* _Exercise brief_: Copy the lines of the listing below word for word, from the line containing "Find all labels, buttons, inputs, and" through the line containing "- y-tick-label: 800: [39, 230, 60, 244]", including both of those lines.

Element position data

►

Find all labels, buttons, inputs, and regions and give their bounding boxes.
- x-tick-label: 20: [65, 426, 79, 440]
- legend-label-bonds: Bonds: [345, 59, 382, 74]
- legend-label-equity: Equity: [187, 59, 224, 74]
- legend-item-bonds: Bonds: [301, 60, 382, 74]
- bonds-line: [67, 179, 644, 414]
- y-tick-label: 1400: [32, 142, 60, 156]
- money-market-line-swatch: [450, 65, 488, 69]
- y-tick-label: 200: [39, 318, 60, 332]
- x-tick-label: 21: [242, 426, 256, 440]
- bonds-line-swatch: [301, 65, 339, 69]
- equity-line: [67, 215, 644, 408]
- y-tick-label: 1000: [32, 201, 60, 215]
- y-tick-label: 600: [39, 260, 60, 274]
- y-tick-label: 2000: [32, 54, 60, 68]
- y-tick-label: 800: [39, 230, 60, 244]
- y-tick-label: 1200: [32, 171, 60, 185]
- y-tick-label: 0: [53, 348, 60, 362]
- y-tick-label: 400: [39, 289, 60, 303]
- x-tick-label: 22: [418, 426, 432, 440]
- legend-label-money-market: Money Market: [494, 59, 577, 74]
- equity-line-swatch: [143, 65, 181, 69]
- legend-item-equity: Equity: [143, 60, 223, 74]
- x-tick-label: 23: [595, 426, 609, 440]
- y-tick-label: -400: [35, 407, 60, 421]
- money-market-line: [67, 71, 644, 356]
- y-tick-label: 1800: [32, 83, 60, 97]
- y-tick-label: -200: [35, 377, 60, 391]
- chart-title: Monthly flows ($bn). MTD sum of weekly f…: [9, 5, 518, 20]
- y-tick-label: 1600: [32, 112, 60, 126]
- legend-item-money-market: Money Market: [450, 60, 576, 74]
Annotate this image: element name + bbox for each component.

◄
►

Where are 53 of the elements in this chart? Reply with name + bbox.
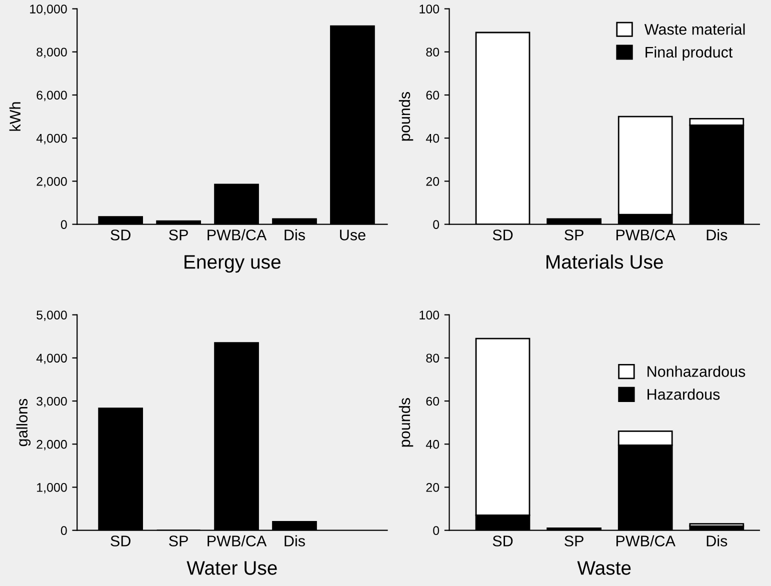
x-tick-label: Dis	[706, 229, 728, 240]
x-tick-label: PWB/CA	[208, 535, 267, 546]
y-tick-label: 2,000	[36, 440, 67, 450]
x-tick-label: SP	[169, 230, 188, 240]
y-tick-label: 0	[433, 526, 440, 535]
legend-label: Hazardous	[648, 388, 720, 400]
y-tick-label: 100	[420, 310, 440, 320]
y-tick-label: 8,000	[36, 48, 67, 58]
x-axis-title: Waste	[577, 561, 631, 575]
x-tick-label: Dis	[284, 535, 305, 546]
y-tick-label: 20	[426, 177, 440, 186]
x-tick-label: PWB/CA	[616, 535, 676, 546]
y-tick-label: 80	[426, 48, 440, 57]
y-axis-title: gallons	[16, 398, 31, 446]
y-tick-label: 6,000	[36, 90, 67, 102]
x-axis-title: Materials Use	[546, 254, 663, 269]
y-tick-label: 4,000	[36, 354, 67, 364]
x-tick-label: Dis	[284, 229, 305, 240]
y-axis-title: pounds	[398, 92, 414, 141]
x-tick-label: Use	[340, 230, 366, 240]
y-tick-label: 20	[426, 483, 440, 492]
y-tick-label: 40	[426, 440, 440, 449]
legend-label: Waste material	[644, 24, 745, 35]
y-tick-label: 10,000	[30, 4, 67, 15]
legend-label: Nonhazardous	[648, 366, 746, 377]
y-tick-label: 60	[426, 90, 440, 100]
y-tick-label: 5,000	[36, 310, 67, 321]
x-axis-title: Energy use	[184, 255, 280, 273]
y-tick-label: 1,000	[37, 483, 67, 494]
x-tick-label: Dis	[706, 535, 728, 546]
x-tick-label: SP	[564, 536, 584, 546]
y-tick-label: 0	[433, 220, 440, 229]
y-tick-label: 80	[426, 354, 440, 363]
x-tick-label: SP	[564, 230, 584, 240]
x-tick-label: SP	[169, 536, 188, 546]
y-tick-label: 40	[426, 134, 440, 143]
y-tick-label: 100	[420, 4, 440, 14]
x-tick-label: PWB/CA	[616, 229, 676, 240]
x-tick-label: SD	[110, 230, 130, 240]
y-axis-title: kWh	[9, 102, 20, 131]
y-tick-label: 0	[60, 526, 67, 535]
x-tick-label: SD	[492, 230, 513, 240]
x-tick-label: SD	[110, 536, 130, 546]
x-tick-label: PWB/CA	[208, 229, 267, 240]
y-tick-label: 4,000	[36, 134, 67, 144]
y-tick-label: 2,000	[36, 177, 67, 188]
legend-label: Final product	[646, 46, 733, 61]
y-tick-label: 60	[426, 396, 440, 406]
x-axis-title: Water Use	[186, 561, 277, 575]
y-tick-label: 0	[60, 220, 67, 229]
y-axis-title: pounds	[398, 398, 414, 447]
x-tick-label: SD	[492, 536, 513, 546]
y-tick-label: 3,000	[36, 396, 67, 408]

◄

* _Final result_:
Find all labels, buttons, inputs, and regions and give their bounding boxes.
- x-tick-label: 20: [65, 426, 79, 440]
- legend-label-bonds: Bonds: [345, 59, 382, 74]
- legend-label-equity: Equity: [187, 59, 224, 74]
- legend-item-bonds: Bonds: [301, 60, 382, 74]
- bonds-line: [67, 179, 644, 414]
- y-tick-label: 1400: [32, 142, 60, 156]
- money-market-line-swatch: [450, 65, 488, 69]
- y-tick-label: 200: [39, 318, 60, 332]
- x-tick-label: 21: [242, 426, 256, 440]
- bonds-line-swatch: [301, 65, 339, 69]
- equity-line: [67, 215, 644, 408]
- y-tick-label: 1000: [32, 201, 60, 215]
- y-tick-label: 600: [39, 260, 60, 274]
- y-tick-label: 2000: [32, 54, 60, 68]
- y-tick-label: 800: [39, 230, 60, 244]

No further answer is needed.